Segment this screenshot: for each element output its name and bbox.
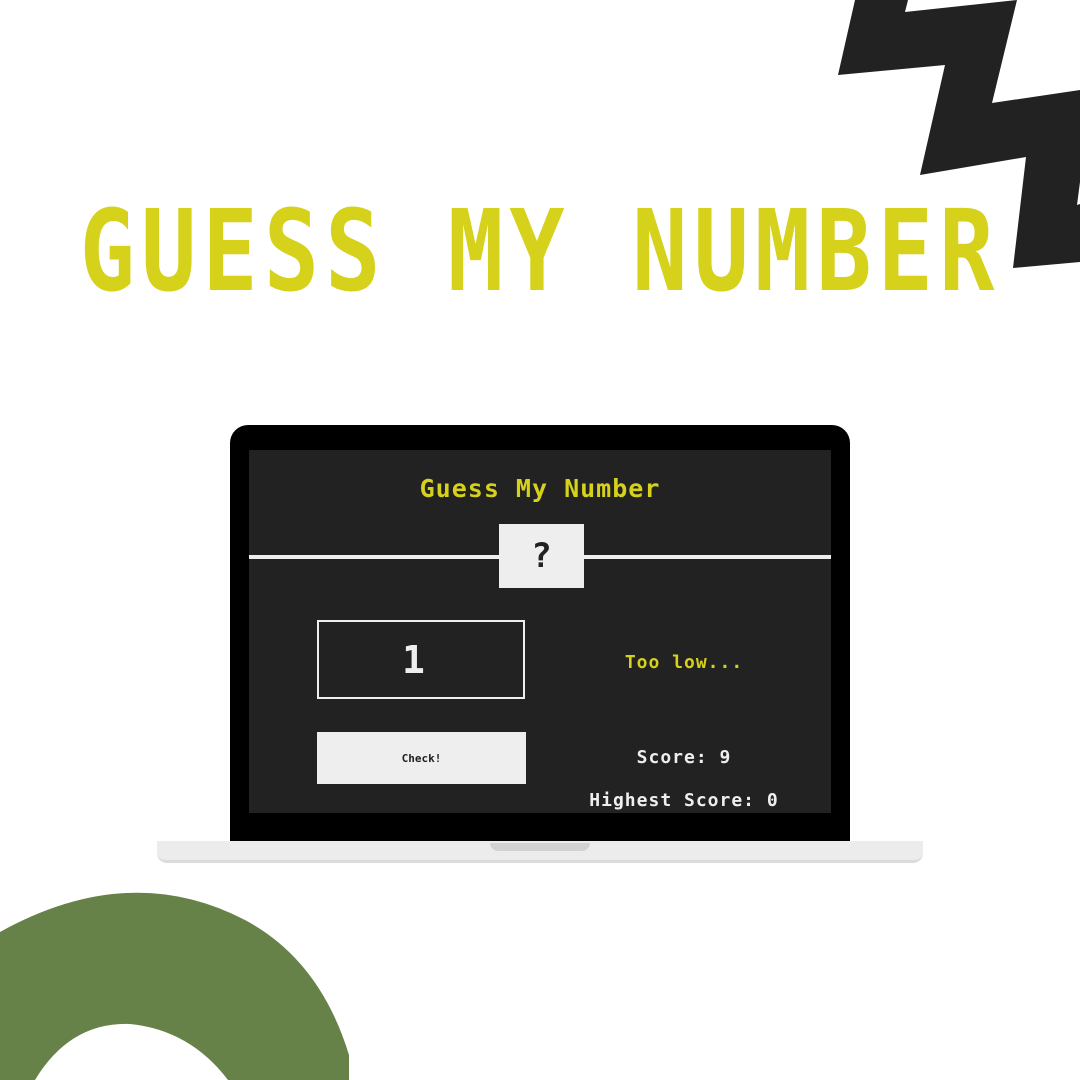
poster-headline: GUESS MY NUMBER xyxy=(79,186,1001,317)
secret-number-box: ? xyxy=(499,524,584,588)
laptop-notch xyxy=(490,843,590,851)
feedback-message: Too low... xyxy=(624,652,744,673)
score-label: Score: 9 xyxy=(636,747,732,768)
highscore-label: Highest Score: 0 xyxy=(589,790,779,811)
guess-input[interactable] xyxy=(317,620,525,699)
game-screen: Guess My Number ? Check! Too low... Scor… xyxy=(249,450,831,813)
game-title: Guess My Number xyxy=(419,474,661,503)
check-button[interactable]: Check! xyxy=(317,732,526,784)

==*==

Task goal: Return every line of the material above without changing anything, and omit the picture.

Result of the exercise:
Segment this screenshot: for each element output its name and bbox.
poster-headline: GUESS MY NUMBER xyxy=(79,186,1001,317)
secret-number-box: ? xyxy=(499,524,584,588)
laptop-notch xyxy=(490,843,590,851)
feedback-message: Too low... xyxy=(624,652,744,673)
score-label: Score: 9 xyxy=(636,747,732,768)
highscore-label: Highest Score: 0 xyxy=(589,790,779,811)
guess-input[interactable] xyxy=(317,620,525,699)
game-screen: Guess My Number ? Check! Too low... Scor… xyxy=(249,450,831,813)
game-title: Guess My Number xyxy=(419,474,661,503)
check-button[interactable]: Check! xyxy=(317,732,526,784)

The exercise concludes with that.